**Exercise brief:** From the listing below, select every line where the word "Paid" appears.
— Begin Provided entries —
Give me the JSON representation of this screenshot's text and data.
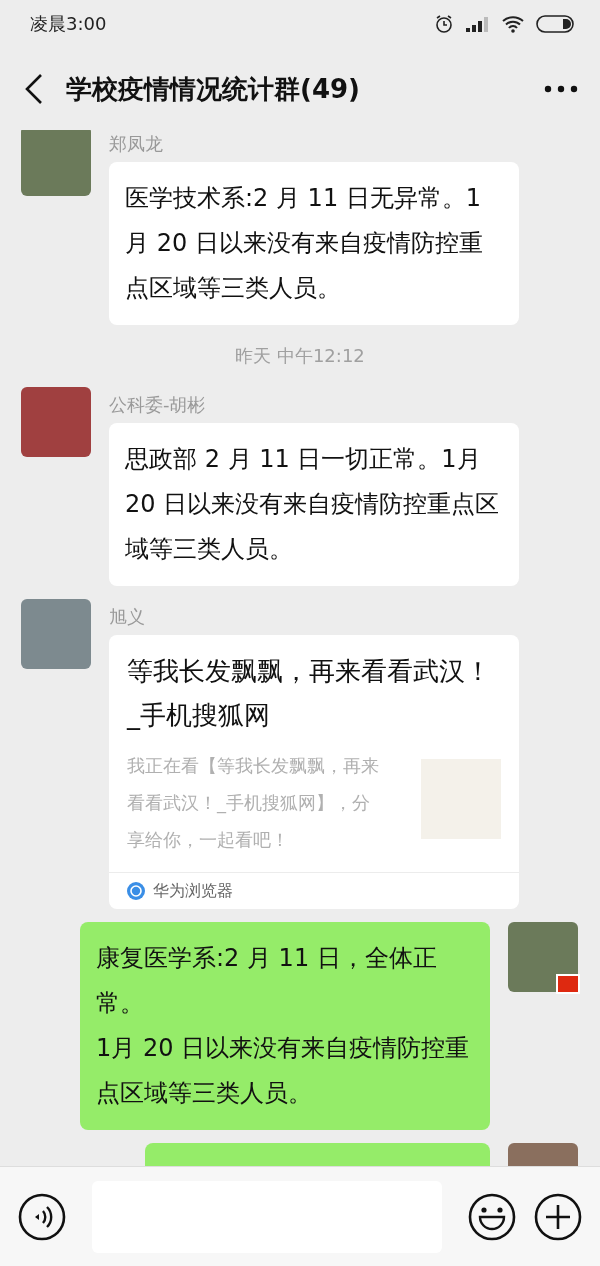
{
  "status_bar": {
    "time": "凌晨3:00"
  },
  "header": {
    "title": "学校疫情情况统计群(49)"
  },
  "messages": [
    {
      "kind": "incoming-text",
      "sender": "郑凤龙",
      "text": "医学技术系:2 月 11 日无异常。1月 20 日以来没有来自疫情防控重点区域等三类人员。"
    },
    {
      "kind": "time",
      "text": "昨天 中午12:12"
    },
    {
      "kind": "incoming-text",
      "sender": "公科委-胡彬",
      "text": "思政部 2 月 11 日一切正常。1月 20 日以来没有来自疫情防控重点区域等三类人员。"
    },
    {
      "kind": "incoming-link",
      "sender": "旭义",
      "title": "等我长发飘飘，再来看看武汉！_手机搜狐网",
      "description": "我正在看【等我长发飘飘，再来看看武汉！_手机搜狐网】，分享给你，一起看吧！",
      "source": "华为浏览器"
    },
    {
      "kind": "outgoing-text",
      "flag": true,
      "text": "康复医学系:2 月 11 日，全体正常。\n1月 20 日以来没有来自疫情防控重点区域等三类人员。"
    },
    {
      "kind": "outgoing-partial"
    }
  ]
}
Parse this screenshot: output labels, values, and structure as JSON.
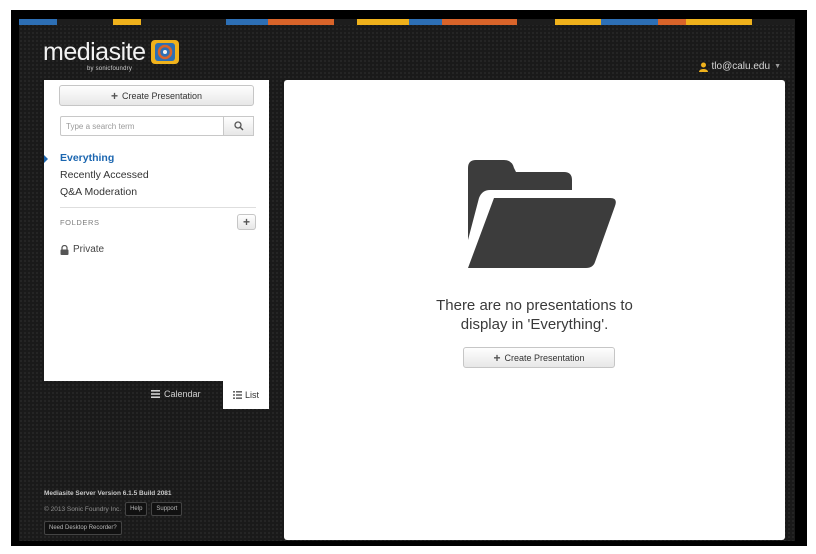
{
  "brand": {
    "name": "mediasite",
    "sub": "by sonicfoundry"
  },
  "header": {
    "user_email": "tlo@calu.edu",
    "stripe_colors": [
      "#2d6fb5",
      "#1d1d1d",
      "#f0b21c",
      "#1d1d1d",
      "#2d6fb5",
      "#d9642a",
      "#1d1d1d",
      "#f0b21c",
      "#2d6fb5",
      "#d9642a",
      "#1d1d1d",
      "#f0b21c",
      "#2d6fb5",
      "#d9642a",
      "#f0b21c",
      "#1d1d1d"
    ]
  },
  "sidebar": {
    "create_label": "Create Presentation",
    "search_placeholder": "Type a search term",
    "nav_items": [
      {
        "label": "Everything",
        "active": true
      },
      {
        "label": "Recently Accessed",
        "active": false
      },
      {
        "label": "Q&A Moderation",
        "active": false
      }
    ],
    "folders_label": "FOLDERS",
    "private_label": "Private"
  },
  "view_toggle": {
    "calendar_label": "Calendar",
    "list_label": "List"
  },
  "main": {
    "empty_line1": "There are no presentations to",
    "empty_line2": "display in 'Everything'.",
    "create_label": "Create Presentation"
  },
  "footer": {
    "version": "Mediasite Server Version 6.1.5 Build 2081",
    "copyright": "© 2013 Sonic Foundry Inc.",
    "help_label": "Help",
    "support_label": "Support",
    "recorder_label": "Need Desktop Recorder?"
  },
  "colors": {
    "accent": "#1b66b0",
    "background": "#1a1a1a"
  }
}
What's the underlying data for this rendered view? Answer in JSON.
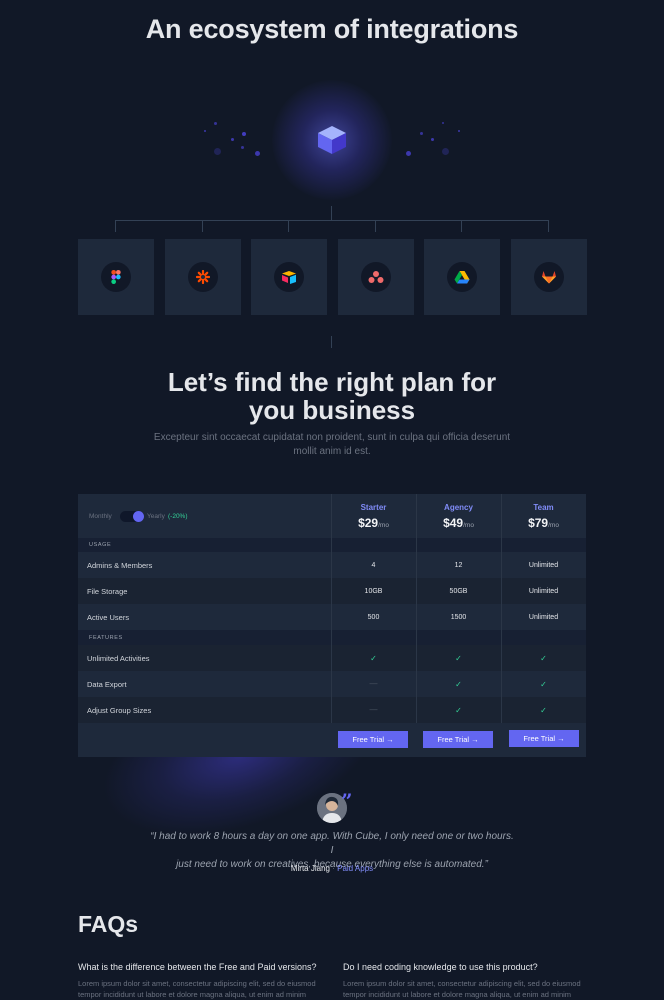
{
  "integrations": {
    "title": "An ecosystem of integrations",
    "apps": [
      {
        "icon": "figma-icon"
      },
      {
        "icon": "zapier-icon"
      },
      {
        "icon": "airtable-icon"
      },
      {
        "icon": "asana-icon"
      },
      {
        "icon": "google-drive-icon"
      },
      {
        "icon": "gitlab-icon"
      }
    ],
    "hub_icon": "cube-icon"
  },
  "pricing": {
    "title_line1": "Let’s find the right plan for",
    "title_line2": "you business",
    "lead_line1": "Excepteur sint occaecat cupidatat non proident, sunt in culpa qui officia deserunt",
    "lead_line2": "mollit anim id est.",
    "toggle": {
      "monthly": "Monthly",
      "yearly": "Yearly",
      "discount": "(-20%)"
    },
    "plans": [
      {
        "name": "Starter",
        "price": "$29",
        "period": "/mo",
        "cta": "Free Trial →"
      },
      {
        "name": "Agency",
        "price": "$49",
        "period": "/mo",
        "cta": "Free Trial →"
      },
      {
        "name": "Team",
        "price": "$79",
        "period": "/mo",
        "cta": "Free Trial →"
      }
    ],
    "sections": {
      "usage": "USAGE",
      "features": "FEATURES"
    },
    "usage_rows": [
      {
        "label": "Admins & Members",
        "values": [
          "4",
          "12",
          "Unlimited"
        ]
      },
      {
        "label": "File Storage",
        "values": [
          "10GB",
          "50GB",
          "Unlimited"
        ]
      },
      {
        "label": "Active Users",
        "values": [
          "500",
          "1500",
          "Unlimited"
        ]
      }
    ],
    "feature_rows": [
      {
        "label": "Unlimited Activities",
        "values": [
          "check",
          "check",
          "check"
        ]
      },
      {
        "label": "Data Export",
        "values": [
          "dash",
          "check",
          "check"
        ]
      },
      {
        "label": "Adjust Group Sizes",
        "values": [
          "dash",
          "check",
          "check"
        ]
      }
    ],
    "check_glyph": "✓",
    "dash_glyph": "—"
  },
  "testimonial": {
    "quote_line1": "“I had to work 8 hours a day on one app. With Cube, I only need one or two hours. I",
    "quote_line2": "just need to work on creatives, because everything else is automated.”",
    "author": "Mirta Jiang",
    "separator": "·",
    "role": "Paid Apps",
    "quote_mark": "”"
  },
  "faq": {
    "title": "FAQs",
    "items": [
      {
        "question": "What is the difference between the Free and Paid versions?",
        "answer_line1": "Lorem ipsum dolor sit amet, consectetur adipiscing elit, sed do eiusmod",
        "answer_line2": "tempor incididunt ut labore et dolore magna aliqua, ut enim ad minim"
      },
      {
        "question": "Do I need coding knowledge to use this product?",
        "answer_line1": "Lorem ipsum dolor sit amet, consectetur adipiscing elit, sed do eiusmod",
        "answer_line2": "tempor incididunt ut labore et dolore magna aliqua, ut enim ad minim"
      }
    ]
  },
  "colors": {
    "background": "#111827",
    "card": "#1e293b",
    "accent": "#6366f1",
    "accent_text": "#818cf8",
    "check": "#34d399",
    "discount": "#34d399"
  }
}
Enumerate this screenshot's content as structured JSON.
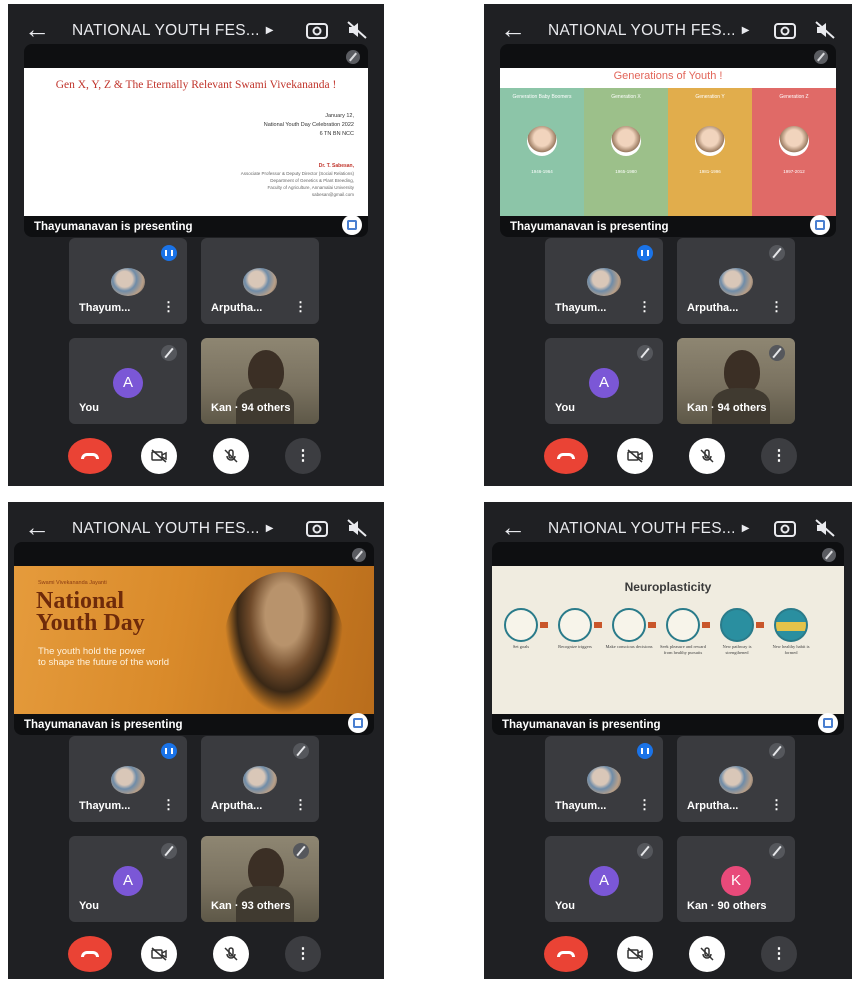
— End Provided entries —
**Answer to this task:**
    "role": "Paid Apps",
        "question": "What is the difference between the Free and Paid versions?",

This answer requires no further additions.